* REQUIRED WORK:
Return the material exactly as supplied, apart from the pictures, which are omitted.

::::

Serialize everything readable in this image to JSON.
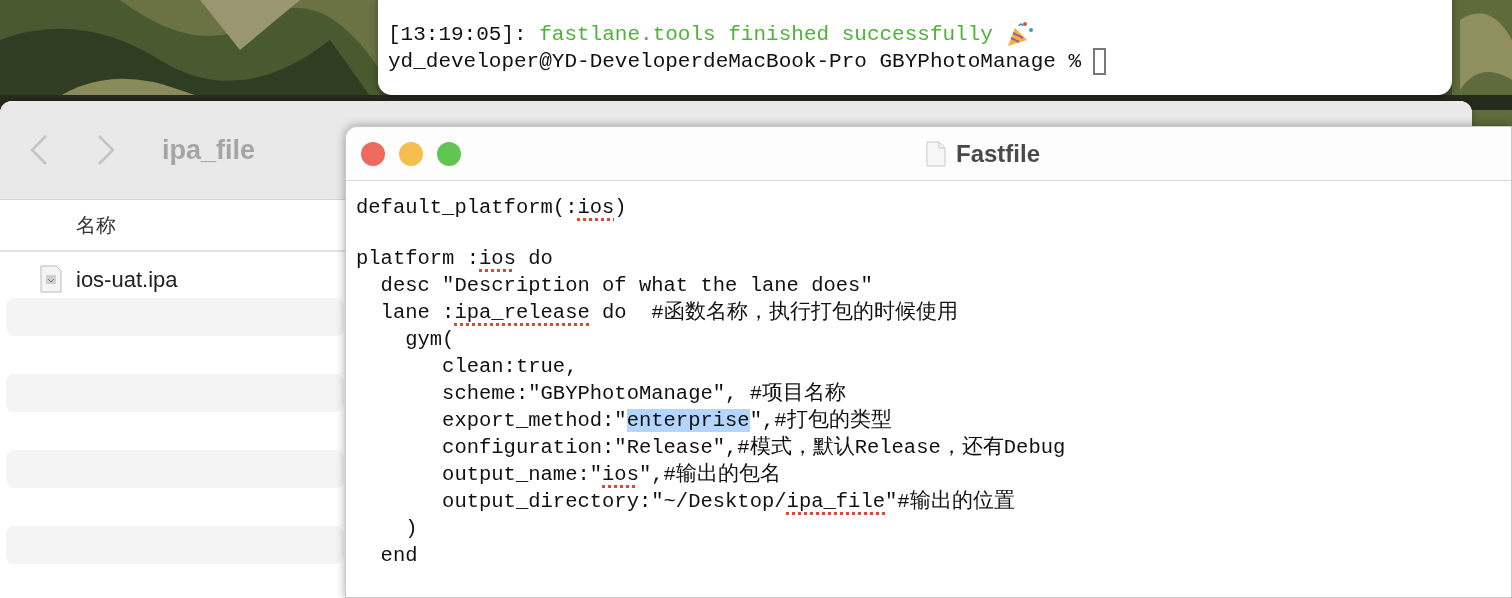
{
  "terminal": {
    "status_time": "[13:19:05]:",
    "status_message": "fastlane.tools finished successfully",
    "prompt": "yd_developer@YD-DeveloperdeMacBook-Pro GBYPhotoManage %"
  },
  "finder": {
    "title": "ipa_file",
    "column": "名称",
    "files": [
      {
        "name": "ios-uat.ipa"
      }
    ]
  },
  "editor": {
    "title": "Fastfile",
    "lines": [
      {
        "segments": [
          {
            "text": "default_platform(:",
            "kind": "plain"
          },
          {
            "text": "ios",
            "kind": "misspelled"
          },
          {
            "text": ")",
            "kind": "plain"
          }
        ]
      },
      {
        "blank_before": true,
        "segments": [
          {
            "text": "platform :",
            "kind": "plain"
          },
          {
            "text": "ios",
            "kind": "misspelled"
          },
          {
            "text": " do",
            "kind": "plain"
          }
        ]
      },
      {
        "segments": [
          {
            "text": "  desc \"Description of what the lane does\"",
            "kind": "plain"
          }
        ]
      },
      {
        "segments": [
          {
            "text": "  lane :",
            "kind": "plain"
          },
          {
            "text": "ipa_release",
            "kind": "misspelled"
          },
          {
            "text": " do  #函数名称，执行打包的时候使用",
            "kind": "plain"
          }
        ]
      },
      {
        "segments": [
          {
            "text": "    gym(",
            "kind": "plain"
          }
        ]
      },
      {
        "segments": [
          {
            "text": "       clean:true,",
            "kind": "plain"
          }
        ]
      },
      {
        "segments": [
          {
            "text": "       scheme:\"GBYPhotoManage\", #项目名称",
            "kind": "plain"
          }
        ]
      },
      {
        "segments": [
          {
            "text": "       export_method:\"",
            "kind": "plain"
          },
          {
            "text": "enterprise",
            "kind": "selected"
          },
          {
            "text": "\",#打包的类型",
            "kind": "plain"
          }
        ]
      },
      {
        "segments": [
          {
            "text": "       configuration:\"Release\",#模式，默认Release，还有Debug",
            "kind": "plain"
          }
        ]
      },
      {
        "segments": [
          {
            "text": "       output_name:\"",
            "kind": "plain"
          },
          {
            "text": "ios",
            "kind": "misspelled"
          },
          {
            "text": "\",#输出的包名",
            "kind": "plain"
          }
        ]
      },
      {
        "segments": [
          {
            "text": "       output_directory:\"~/Desktop/",
            "kind": "plain"
          },
          {
            "text": "ipa_file",
            "kind": "misspelled"
          },
          {
            "text": "\"#输出的位置",
            "kind": "plain"
          }
        ]
      },
      {
        "segments": [
          {
            "text": "    )",
            "kind": "plain"
          }
        ]
      },
      {
        "segments": [
          {
            "text": "  end",
            "kind": "plain"
          }
        ]
      }
    ]
  }
}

::::

* FINISHED TASK:
Serialize everything readable in this image to JSON.
{
  "terminal": {
    "status_time": "[13:19:05]:",
    "status_message": "fastlane.tools finished successfully",
    "prompt": "yd_developer@YD-DeveloperdeMacBook-Pro GBYPhotoManage %"
  },
  "finder": {
    "title": "ipa_file",
    "column": "名称",
    "files": [
      {
        "name": "ios-uat.ipa"
      }
    ]
  },
  "editor": {
    "title": "Fastfile",
    "lines": [
      {
        "segments": [
          {
            "text": "default_platform(:",
            "kind": "plain"
          },
          {
            "text": "ios",
            "kind": "misspelled"
          },
          {
            "text": ")",
            "kind": "plain"
          }
        ]
      },
      {
        "blank_before": true,
        "segments": [
          {
            "text": "platform :",
            "kind": "plain"
          },
          {
            "text": "ios",
            "kind": "misspelled"
          },
          {
            "text": " do",
            "kind": "plain"
          }
        ]
      },
      {
        "segments": [
          {
            "text": "  desc \"Description of what the lane does\"",
            "kind": "plain"
          }
        ]
      },
      {
        "segments": [
          {
            "text": "  lane :",
            "kind": "plain"
          },
          {
            "text": "ipa_release",
            "kind": "misspelled"
          },
          {
            "text": " do  #函数名称，执行打包的时候使用",
            "kind": "plain"
          }
        ]
      },
      {
        "segments": [
          {
            "text": "    gym(",
            "kind": "plain"
          }
        ]
      },
      {
        "segments": [
          {
            "text": "       clean:true,",
            "kind": "plain"
          }
        ]
      },
      {
        "segments": [
          {
            "text": "       scheme:\"GBYPhotoManage\", #项目名称",
            "kind": "plain"
          }
        ]
      },
      {
        "segments": [
          {
            "text": "       export_method:\"",
            "kind": "plain"
          },
          {
            "text": "enterprise",
            "kind": "selected"
          },
          {
            "text": "\",#打包的类型",
            "kind": "plain"
          }
        ]
      },
      {
        "segments": [
          {
            "text": "       configuration:\"Release\",#模式，默认Release，还有Debug",
            "kind": "plain"
          }
        ]
      },
      {
        "segments": [
          {
            "text": "       output_name:\"",
            "kind": "plain"
          },
          {
            "text": "ios",
            "kind": "misspelled"
          },
          {
            "text": "\",#输出的包名",
            "kind": "plain"
          }
        ]
      },
      {
        "segments": [
          {
            "text": "       output_directory:\"~/Desktop/",
            "kind": "plain"
          },
          {
            "text": "ipa_file",
            "kind": "misspelled"
          },
          {
            "text": "\"#输出的位置",
            "kind": "plain"
          }
        ]
      },
      {
        "segments": [
          {
            "text": "    )",
            "kind": "plain"
          }
        ]
      },
      {
        "segments": [
          {
            "text": "  end",
            "kind": "plain"
          }
        ]
      }
    ]
  }
}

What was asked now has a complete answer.